Dataset records on visual material:
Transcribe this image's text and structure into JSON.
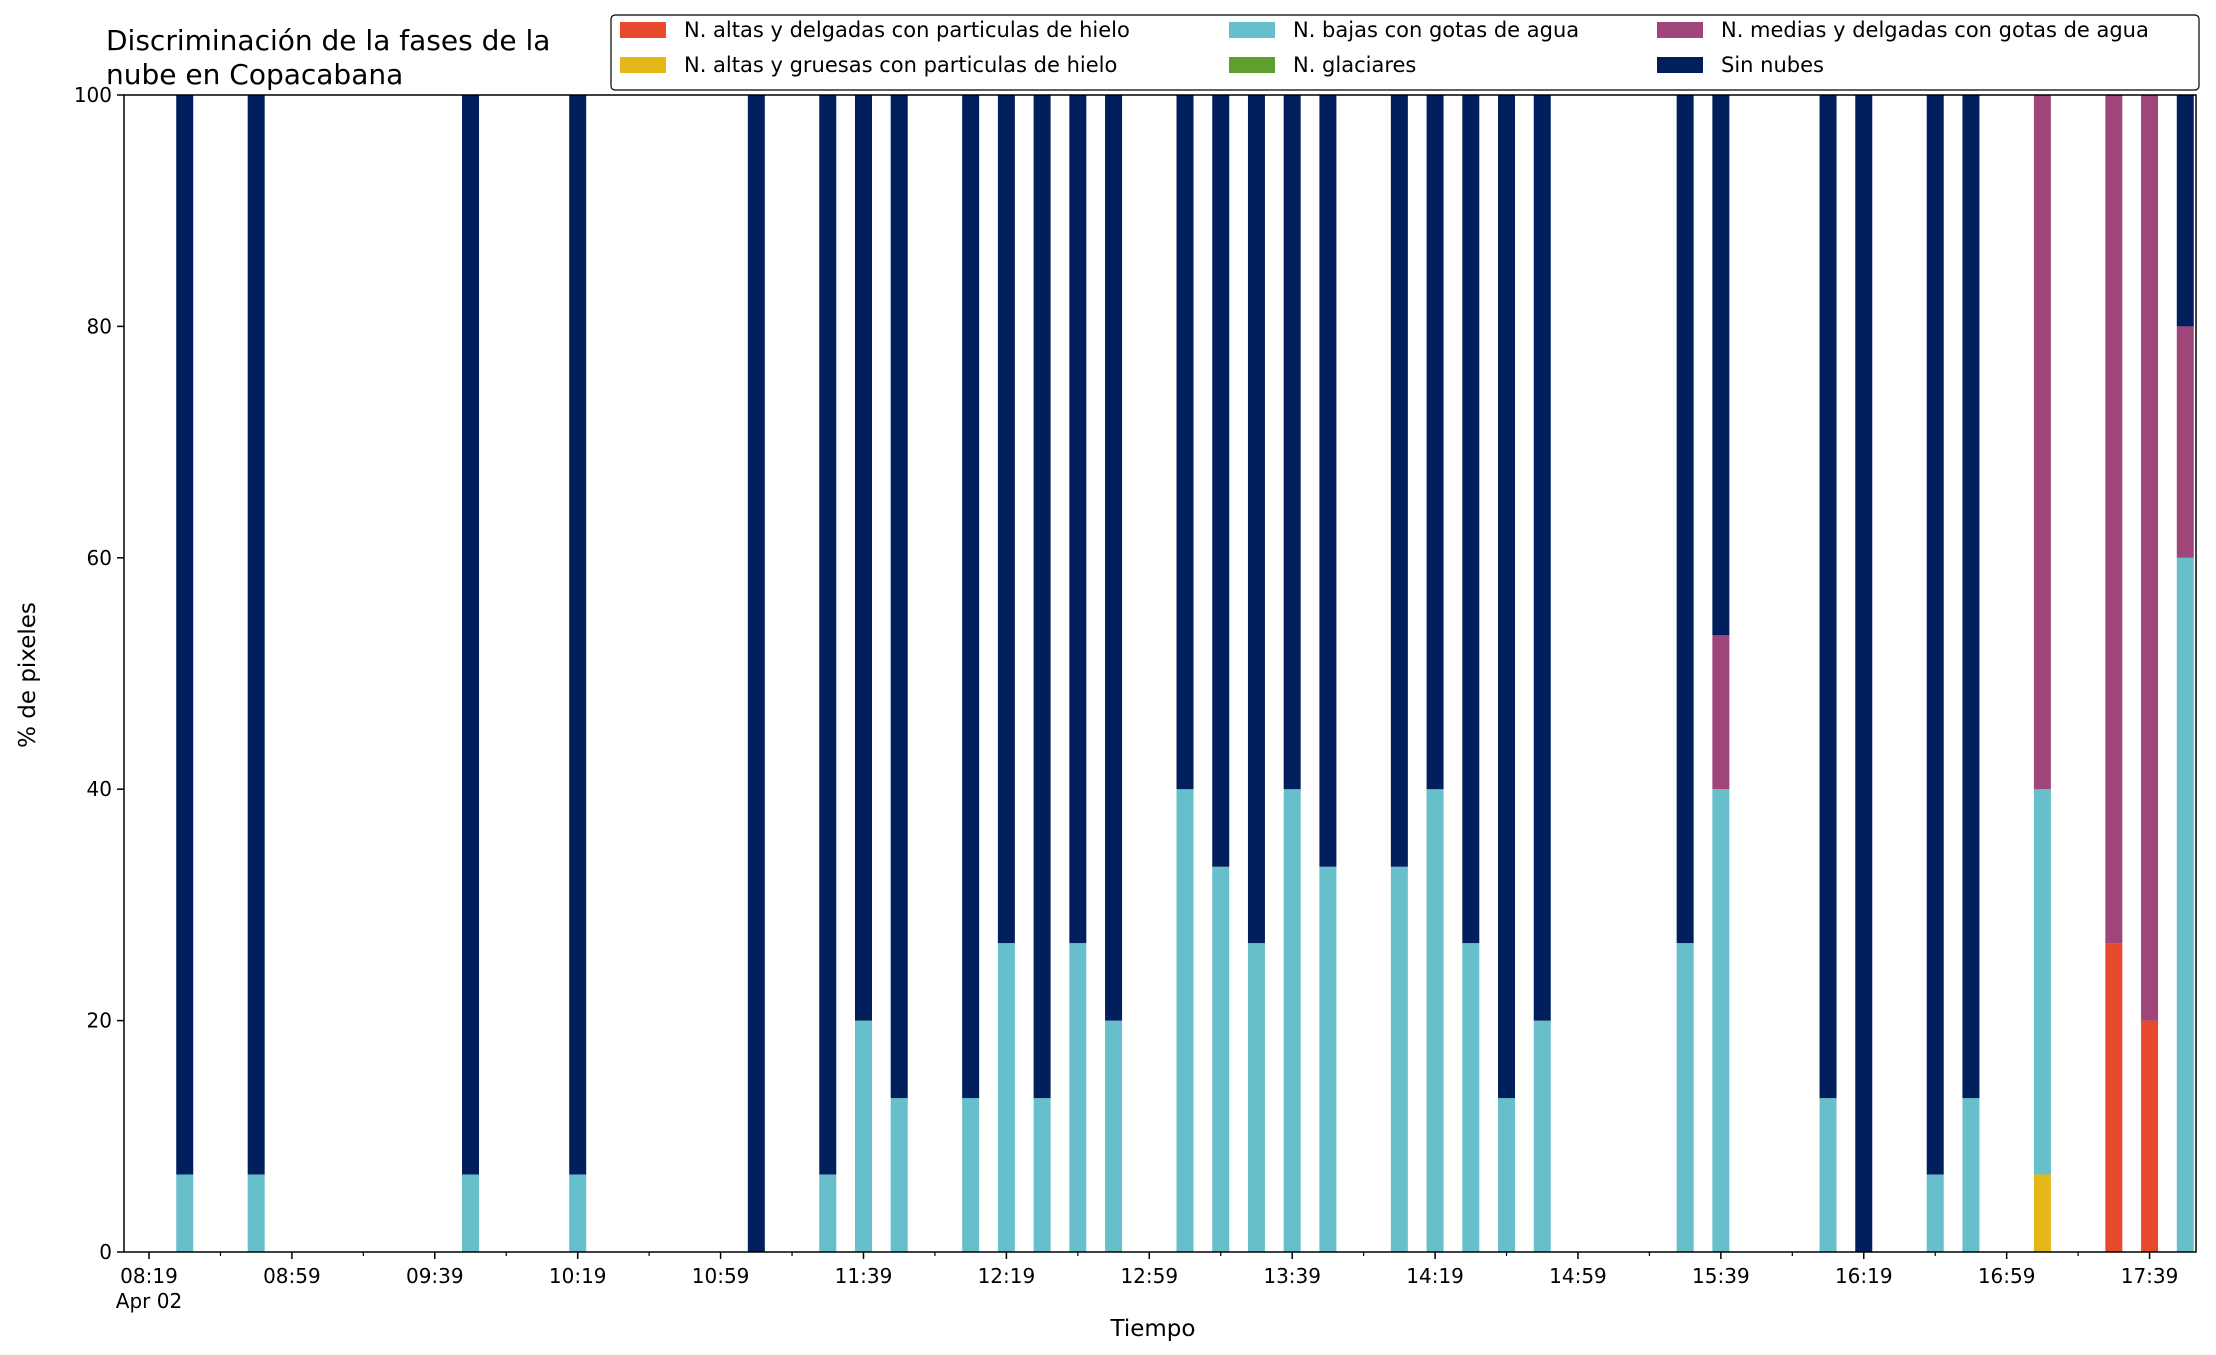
{
  "chart_data": {
    "type": "bar",
    "stacked": true,
    "title_lines": [
      "Discriminación de la fases de la",
      "nube en Copacabana"
    ],
    "xlabel": "Tiempo",
    "ylabel": "% de pixeles",
    "ylim": [
      0,
      100
    ],
    "yticks": [
      0,
      20,
      40,
      60,
      80,
      100
    ],
    "xlim": [
      "08:12",
      "17:52"
    ],
    "x_tick_labels": [
      "08:19",
      "08:59",
      "09:39",
      "10:19",
      "10:59",
      "11:39",
      "12:19",
      "12:59",
      "13:39",
      "14:19",
      "14:59",
      "15:39",
      "16:19",
      "16:59",
      "17:39"
    ],
    "x_tick_sublabel": "Apr 02",
    "minor_tick_interval_minutes": 20,
    "grid": false,
    "legend_position": "top-right",
    "x": [
      "08:29",
      "08:49",
      "09:49",
      "10:19",
      "11:09",
      "11:29",
      "11:39",
      "11:49",
      "12:09",
      "12:19",
      "12:29",
      "12:39",
      "12:49",
      "13:09",
      "13:19",
      "13:29",
      "13:39",
      "13:49",
      "14:09",
      "14:19",
      "14:29",
      "14:39",
      "14:49",
      "15:29",
      "15:39",
      "16:09",
      "16:19",
      "16:39",
      "16:49",
      "17:09",
      "17:29",
      "17:39",
      "17:49"
    ],
    "series": [
      {
        "name": "N. altas y delgadas con particulas de hielo",
        "color": "#e8482c",
        "values": [
          0,
          0,
          0,
          0,
          0,
          0,
          0,
          0,
          0,
          0,
          0,
          0,
          0,
          0,
          0,
          0,
          0,
          0,
          0,
          0,
          0,
          0,
          0,
          0,
          0,
          0,
          0,
          0,
          0,
          0,
          26.7,
          20,
          0
        ]
      },
      {
        "name": "N. altas y gruesas con particulas de hielo",
        "color": "#e5b81a",
        "values": [
          0,
          0,
          0,
          0,
          0,
          0,
          0,
          0,
          0,
          0,
          0,
          0,
          0,
          0,
          0,
          0,
          0,
          0,
          0,
          0,
          0,
          0,
          0,
          0,
          0,
          0,
          0,
          0,
          0,
          6.7,
          0,
          0,
          0
        ]
      },
      {
        "name": "N. bajas con gotas de agua",
        "color": "#66bfca",
        "values": [
          6.7,
          6.7,
          6.7,
          6.7,
          0,
          6.7,
          20,
          13.3,
          13.3,
          26.7,
          13.3,
          26.7,
          20,
          40,
          33.3,
          26.7,
          40,
          33.3,
          33.3,
          40,
          26.7,
          13.3,
          20,
          26.7,
          40,
          13.3,
          0,
          6.7,
          13.3,
          33.3,
          0,
          0,
          60
        ]
      },
      {
        "name": "N. glaciares",
        "color": "#5f9e2f",
        "values": [
          0,
          0,
          0,
          0,
          0,
          0,
          0,
          0,
          0,
          0,
          0,
          0,
          0,
          0,
          0,
          0,
          0,
          0,
          0,
          0,
          0,
          0,
          0,
          0,
          0,
          0,
          0,
          0,
          0,
          0,
          0,
          0,
          0
        ]
      },
      {
        "name": "N. medias y delgadas con gotas de agua",
        "color": "#a0457a",
        "values": [
          0,
          0,
          0,
          0,
          0,
          0,
          0,
          0,
          0,
          0,
          0,
          0,
          0,
          0,
          0,
          0,
          0,
          0,
          0,
          0,
          0,
          0,
          0,
          0,
          13.3,
          0,
          0,
          0,
          0,
          60,
          73.3,
          80,
          20
        ]
      },
      {
        "name": "Sin nubes",
        "color": "#001f5c",
        "values": [
          93.3,
          93.3,
          93.3,
          93.3,
          100,
          93.3,
          80,
          86.7,
          86.7,
          73.3,
          86.7,
          73.3,
          80,
          60,
          66.7,
          73.3,
          60,
          66.7,
          66.7,
          60,
          73.3,
          86.7,
          80,
          73.3,
          46.7,
          86.7,
          100,
          93.3,
          86.7,
          0,
          0,
          0,
          20
        ]
      }
    ]
  }
}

SET PROBLEM:
Print out every entry above without changing a word, and leave out the pictures.

RESPONSE TO THIS EXERCISE:
Transcribe this image's text and structure into JSON.
{
  "chart_data": {
    "type": "bar",
    "stacked": true,
    "title_lines": [
      "Discriminación de la fases de la",
      "nube en Copacabana"
    ],
    "xlabel": "Tiempo",
    "ylabel": "% de pixeles",
    "ylim": [
      0,
      100
    ],
    "yticks": [
      0,
      20,
      40,
      60,
      80,
      100
    ],
    "xlim": [
      "08:12",
      "17:52"
    ],
    "x_tick_labels": [
      "08:19",
      "08:59",
      "09:39",
      "10:19",
      "10:59",
      "11:39",
      "12:19",
      "12:59",
      "13:39",
      "14:19",
      "14:59",
      "15:39",
      "16:19",
      "16:59",
      "17:39"
    ],
    "x_tick_sublabel": "Apr 02",
    "minor_tick_interval_minutes": 20,
    "grid": false,
    "legend_position": "top-right",
    "x": [
      "08:29",
      "08:49",
      "09:49",
      "10:19",
      "11:09",
      "11:29",
      "11:39",
      "11:49",
      "12:09",
      "12:19",
      "12:29",
      "12:39",
      "12:49",
      "13:09",
      "13:19",
      "13:29",
      "13:39",
      "13:49",
      "14:09",
      "14:19",
      "14:29",
      "14:39",
      "14:49",
      "15:29",
      "15:39",
      "16:09",
      "16:19",
      "16:39",
      "16:49",
      "17:09",
      "17:29",
      "17:39",
      "17:49"
    ],
    "series": [
      {
        "name": "N. altas y delgadas con particulas de hielo",
        "color": "#e8482c",
        "values": [
          0,
          0,
          0,
          0,
          0,
          0,
          0,
          0,
          0,
          0,
          0,
          0,
          0,
          0,
          0,
          0,
          0,
          0,
          0,
          0,
          0,
          0,
          0,
          0,
          0,
          0,
          0,
          0,
          0,
          0,
          26.7,
          20,
          0
        ]
      },
      {
        "name": "N. altas y gruesas con particulas de hielo",
        "color": "#e5b81a",
        "values": [
          0,
          0,
          0,
          0,
          0,
          0,
          0,
          0,
          0,
          0,
          0,
          0,
          0,
          0,
          0,
          0,
          0,
          0,
          0,
          0,
          0,
          0,
          0,
          0,
          0,
          0,
          0,
          0,
          0,
          6.7,
          0,
          0,
          0
        ]
      },
      {
        "name": "N. bajas con gotas de agua",
        "color": "#66bfca",
        "values": [
          6.7,
          6.7,
          6.7,
          6.7,
          0,
          6.7,
          20,
          13.3,
          13.3,
          26.7,
          13.3,
          26.7,
          20,
          40,
          33.3,
          26.7,
          40,
          33.3,
          33.3,
          40,
          26.7,
          13.3,
          20,
          26.7,
          40,
          13.3,
          0,
          6.7,
          13.3,
          33.3,
          0,
          0,
          60
        ]
      },
      {
        "name": "N. glaciares",
        "color": "#5f9e2f",
        "values": [
          0,
          0,
          0,
          0,
          0,
          0,
          0,
          0,
          0,
          0,
          0,
          0,
          0,
          0,
          0,
          0,
          0,
          0,
          0,
          0,
          0,
          0,
          0,
          0,
          0,
          0,
          0,
          0,
          0,
          0,
          0,
          0,
          0
        ]
      },
      {
        "name": "N. medias y delgadas con gotas de agua",
        "color": "#a0457a",
        "values": [
          0,
          0,
          0,
          0,
          0,
          0,
          0,
          0,
          0,
          0,
          0,
          0,
          0,
          0,
          0,
          0,
          0,
          0,
          0,
          0,
          0,
          0,
          0,
          0,
          13.3,
          0,
          0,
          0,
          0,
          60,
          73.3,
          80,
          20
        ]
      },
      {
        "name": "Sin nubes",
        "color": "#001f5c",
        "values": [
          93.3,
          93.3,
          93.3,
          93.3,
          100,
          93.3,
          80,
          86.7,
          86.7,
          73.3,
          86.7,
          73.3,
          80,
          60,
          66.7,
          73.3,
          60,
          66.7,
          66.7,
          60,
          73.3,
          86.7,
          80,
          73.3,
          46.7,
          86.7,
          100,
          93.3,
          86.7,
          0,
          0,
          0,
          20
        ]
      }
    ]
  }
}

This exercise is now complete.